* [Exercício proposto 1]: Segundo o texto de leitura, em que cidade discursava João Lourenço?

* [Texto de leitura]:
......

As anedotas de Lourenço

O cabeça-de-lista do MPLA às próximas eleições gerais em Angola, previstas para Agosto, general João Lourenço, prometeu hoje um “cerco apertado” à corrupção, que está a “corroer a sociedade”, e o fim da “impunidade” no país. Muitos dos presentes não perceberam a anedota e ficaram calados. No entanto, a grande maioria riu-se às gargalhadas.

Por Norberto Hossi (*)

O vice-presidente do MPLA e ministro da Defesa Nacional discursava no Lubango, capital da província da Huíla, no primeiro acto oficial de massas da pré-campanha às eleições gerais previstas para Agosto, às quais já não concorre José Eduardo dos Santos, no poder desde 1979 sem nunca ter sido nominalmente eleito.

Perante mais de 100.000 apoiantes, segundo números da organização, João Lourenço foi fortemente aplaudido ao destacar aquilo que o regime sempre negou ou minimizou: que a corrupção em Angola é um “mal que corrói a sociedade”, prometendo combatê-la.

Embora saiba que Angola é um dos países mais corruptos do mundo, suavizou a questão dizendo que a corrupção é um fenómeno que afecta todos os países. João Lourenço advertiu que o problema é a “forma” como Angola encara o problema: “Não podemos é aceitar a impunidade perante a corrupção”. Como anedota passa a ser séria candidata a figurar no top da enciclopédia mundial que reúne as melhores piadas do mundo onde, aliás, figuram muitas outras protagonizadas por excelsos correligionários de João Lourenço, com destaque para sua majestade o rei José Eduardo dos Santos.

Segundo a Constituição do MPLA (dita angolana nos aspectos que mais interessam ao regime), o Presidente da República é o cabeça-de-lista do partido mais votado nas eleições gerais no círculo nacional, lista que será liderada em 2017 por João Lourenço.

Falando a partir de um palco com duas fotografias de grande dimensão de José Eduardo dos Santos – chefe de Estado, Titular do Poder Executivo e presidente do MPLA (cargo em que se manterá até 2021, pelo menos) – e do cabeça-de-lista do partido, João Lourenço prometeu um “cerco apertado” ao “grande mal” da corrupção e apoio aos empresários que trabalham de forma honesta.

João Lourenço recordou que os empresários têm “apenas três obrigações fundamentais”, nomeadamente licenciar a empresa, pagar “atempadamente” os salários e os impostos ao Estado. Coisas novas, portanto. Uma importante inovação do programa de João Lourenço.

“De resto, deixem-nos trabalhar. Não ponham mais dificuldades”, sublinhou João Lourenço, referindo-se aos problemas que os empresários enfrentam para investir em Angola devido, disse, ao conhecido pagamento de “gasosas” para ultrapassar as “pedras no caminho”.

“Se conseguirmos combater a corrupção, até os corruptos vão ganhar com isso”, ironizou, num discurso transmitido em directo (tudo está na mesma a favor dos mesmos) pela Televisão Pública de Angola (TPA) e pela Zimbo.

......

* [Entradas fornecidas]:
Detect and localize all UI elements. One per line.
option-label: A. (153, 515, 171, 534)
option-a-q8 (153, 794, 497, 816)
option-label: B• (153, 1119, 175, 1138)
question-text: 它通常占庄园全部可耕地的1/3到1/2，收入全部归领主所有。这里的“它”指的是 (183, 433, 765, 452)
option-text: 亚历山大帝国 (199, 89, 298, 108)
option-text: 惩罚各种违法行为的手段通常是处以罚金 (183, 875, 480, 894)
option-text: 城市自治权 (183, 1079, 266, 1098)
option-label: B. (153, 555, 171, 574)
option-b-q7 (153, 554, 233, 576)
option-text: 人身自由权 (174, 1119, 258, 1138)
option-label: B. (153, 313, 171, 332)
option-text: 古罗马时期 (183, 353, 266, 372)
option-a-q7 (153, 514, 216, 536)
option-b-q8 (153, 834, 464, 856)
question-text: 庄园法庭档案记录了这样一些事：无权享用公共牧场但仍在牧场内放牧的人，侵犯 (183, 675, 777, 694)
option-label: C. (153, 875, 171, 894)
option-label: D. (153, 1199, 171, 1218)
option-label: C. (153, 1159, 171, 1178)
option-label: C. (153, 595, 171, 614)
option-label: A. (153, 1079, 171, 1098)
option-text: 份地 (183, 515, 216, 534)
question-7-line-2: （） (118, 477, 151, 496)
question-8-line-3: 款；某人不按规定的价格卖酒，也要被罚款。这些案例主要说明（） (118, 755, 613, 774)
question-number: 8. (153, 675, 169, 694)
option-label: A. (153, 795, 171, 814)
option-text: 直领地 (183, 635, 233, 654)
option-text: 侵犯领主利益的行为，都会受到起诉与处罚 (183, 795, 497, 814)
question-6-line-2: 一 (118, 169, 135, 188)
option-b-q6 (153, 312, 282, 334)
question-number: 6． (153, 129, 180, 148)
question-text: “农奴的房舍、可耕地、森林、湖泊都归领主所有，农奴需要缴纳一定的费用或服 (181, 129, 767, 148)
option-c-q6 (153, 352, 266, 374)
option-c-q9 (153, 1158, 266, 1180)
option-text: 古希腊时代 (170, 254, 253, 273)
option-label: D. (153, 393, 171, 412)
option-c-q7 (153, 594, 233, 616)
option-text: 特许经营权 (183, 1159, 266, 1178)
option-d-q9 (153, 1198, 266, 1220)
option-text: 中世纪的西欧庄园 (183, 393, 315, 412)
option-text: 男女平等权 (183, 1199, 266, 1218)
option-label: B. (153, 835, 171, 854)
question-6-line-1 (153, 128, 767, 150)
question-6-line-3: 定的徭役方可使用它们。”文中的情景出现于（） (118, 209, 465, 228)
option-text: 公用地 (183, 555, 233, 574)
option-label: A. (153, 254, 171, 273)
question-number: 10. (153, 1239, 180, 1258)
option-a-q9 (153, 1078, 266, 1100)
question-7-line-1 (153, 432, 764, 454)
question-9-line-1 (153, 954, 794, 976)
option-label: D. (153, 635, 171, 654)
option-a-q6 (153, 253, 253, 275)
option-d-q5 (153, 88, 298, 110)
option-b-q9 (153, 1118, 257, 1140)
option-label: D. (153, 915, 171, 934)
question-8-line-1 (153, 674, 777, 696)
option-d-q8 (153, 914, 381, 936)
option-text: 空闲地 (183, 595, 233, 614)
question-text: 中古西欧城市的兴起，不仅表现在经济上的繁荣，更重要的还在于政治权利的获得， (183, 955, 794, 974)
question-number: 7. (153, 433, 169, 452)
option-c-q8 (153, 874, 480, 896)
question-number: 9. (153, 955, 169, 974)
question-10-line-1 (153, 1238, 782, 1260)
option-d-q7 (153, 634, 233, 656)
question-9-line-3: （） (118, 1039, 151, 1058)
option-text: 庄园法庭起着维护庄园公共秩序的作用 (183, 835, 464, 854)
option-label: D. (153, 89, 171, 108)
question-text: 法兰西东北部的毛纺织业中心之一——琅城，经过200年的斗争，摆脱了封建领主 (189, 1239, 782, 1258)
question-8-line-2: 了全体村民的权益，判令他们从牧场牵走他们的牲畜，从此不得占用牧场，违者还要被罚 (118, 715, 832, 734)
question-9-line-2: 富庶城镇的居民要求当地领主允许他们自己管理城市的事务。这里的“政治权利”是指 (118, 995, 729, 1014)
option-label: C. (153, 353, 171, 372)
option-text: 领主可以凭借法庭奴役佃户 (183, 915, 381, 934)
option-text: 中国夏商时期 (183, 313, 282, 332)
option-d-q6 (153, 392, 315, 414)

......

* [Exercício proposto 2]: Edite as entradas desde o início até à linha que contém "option-text: 直领地 (183, 635, 233, 654)", inclusive, trocando "localize" por "locate" sem alterar mais nada. Apresente apenas essas linhas.

* [Resultado do exercício 1]: No Lubango, capital da província da Huíla.

* [Resultado do exercício 2]:
Detect and locate all UI elements. One per line.
option-label: A. (153, 515, 171, 534)
option-a-q8 (153, 794, 497, 816)
option-label: B• (153, 1119, 175, 1138)
question-text: 它通常占庄园全部可耕地的1/3到1/2，收入全部归领主所有。这里的“它”指的是 (183, 433, 765, 452)
option-text: 亚历山大帝国 (199, 89, 298, 108)
option-text: 惩罚各种违法行为的手段通常是处以罚金 (183, 875, 480, 894)
option-text: 城市自治权 (183, 1079, 266, 1098)
option-label: B. (153, 555, 171, 574)
option-b-q7 (153, 554, 233, 576)
option-text: 人身自由权 (174, 1119, 258, 1138)
option-label: B. (153, 313, 171, 332)
option-text: 古罗马时期 (183, 353, 266, 372)
option-a-q7 (153, 514, 216, 536)
option-b-q8 (153, 834, 464, 856)
question-text: 庄园法庭档案记录了这样一些事：无权享用公共牧场但仍在牧场内放牧的人，侵犯 (183, 675, 777, 694)
option-label: C. (153, 875, 171, 894)
option-label: D. (153, 1199, 171, 1218)
option-label: C. (153, 1159, 171, 1178)
option-label: C. (153, 595, 171, 614)
option-label: A. (153, 1079, 171, 1098)
option-text: 份地 (183, 515, 216, 534)
question-7-line-2: （） (118, 477, 151, 496)
question-8-line-3: 款；某人不按规定的价格卖酒，也要被罚款。这些案例主要说明（） (118, 755, 613, 774)
question-number: 8. (153, 675, 169, 694)
option-label: A. (153, 795, 171, 814)
option-text: 直领地 (183, 635, 233, 654)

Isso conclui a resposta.